__YOUR INSTRUCTIONS__: Please copy everything in the passage on freezing salmon from "they are wrapped" down to "five million pounds.", word for word.

__TEXT PROVIDED__:
.....

The cold-storage process of preserving salmon in sugar and salt has been superseded to a great extent by freezing the fresh fish. Steelheads and silver salmon, which run through the fall and winter months, are used chiefly for this purpose. They are brought on barges from the traps that picket every salmon river for miles and stop the up-stream flight toward the spawning-grounds, or by grill-netters who, to cheat the traps, risk their very lives at the bars where rivers meet the sea. Weighed in by the packers, and carefully washed, they are taken to the storage-rooms, where the temperature is always below freezingpoint, and dipped in water, which forms a coating of ice upon them. They are then stacked in cords, like so much wood, until time for shipment, when

they are wrapped separately in paper, packed in ice, and loaded in refrigerator cars. The annual shipments of frozen salmon to the East and to Europe from Puget Sound are not less than five million pounds.

.....

__STORED DATA__:
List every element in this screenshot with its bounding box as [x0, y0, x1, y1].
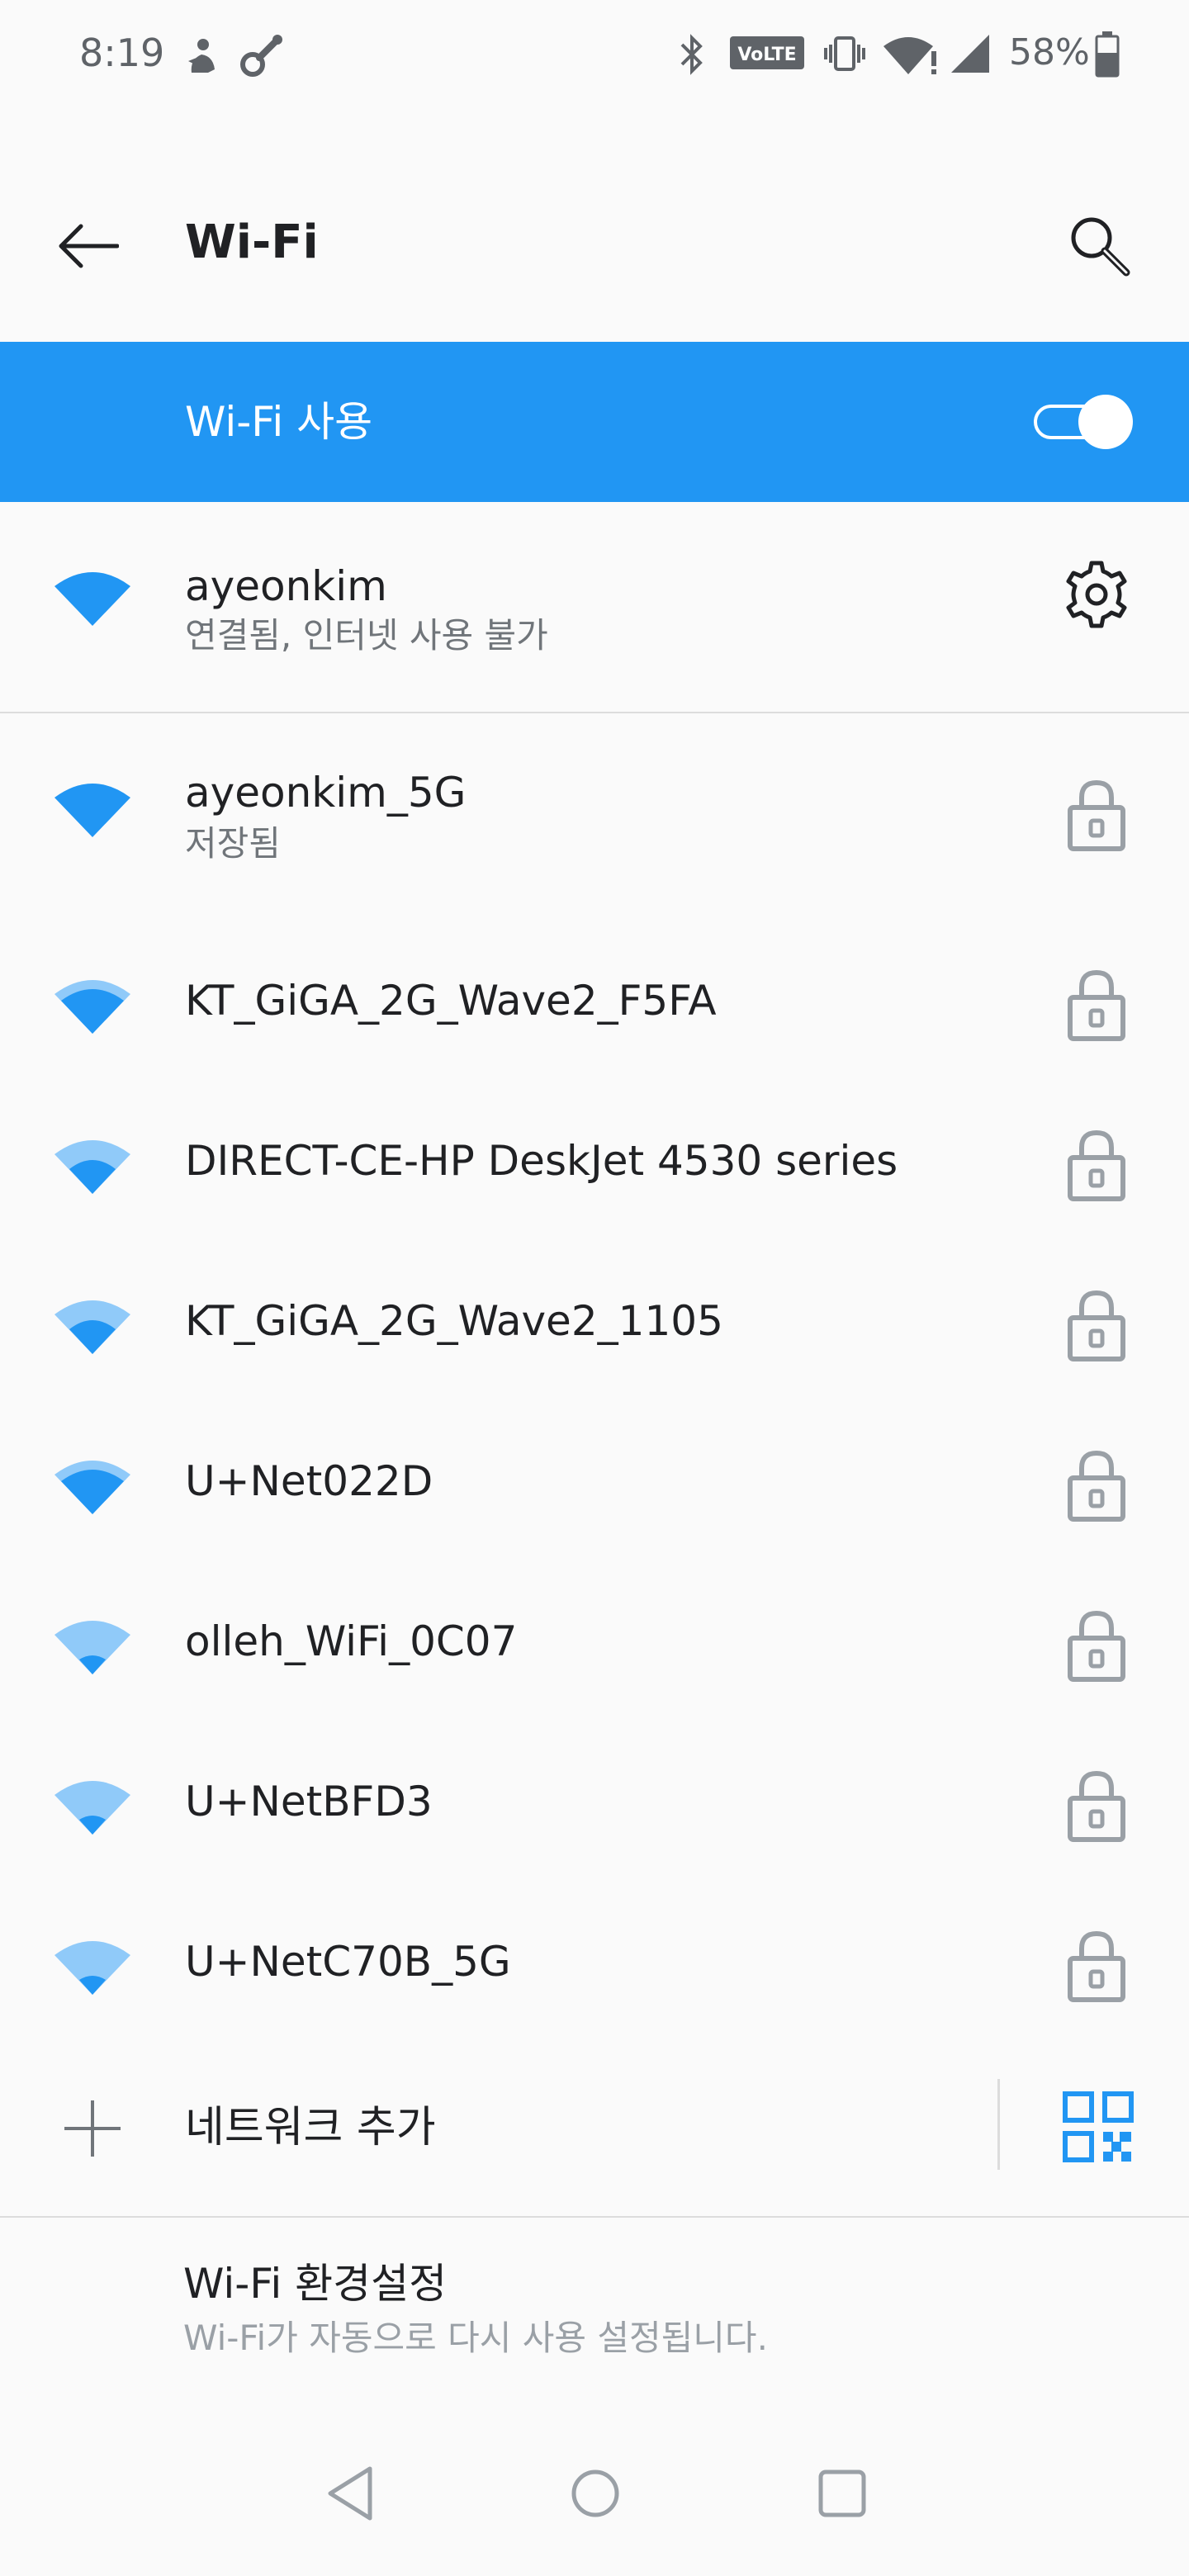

.....

__FINISHED EXERCISE__:
they are wrapped separately in paper, packed in ice, and loaded in refrigerator cars. The annual shipments of frozen salmon to the East and to Europe from Puget Sound are not less than five million pounds.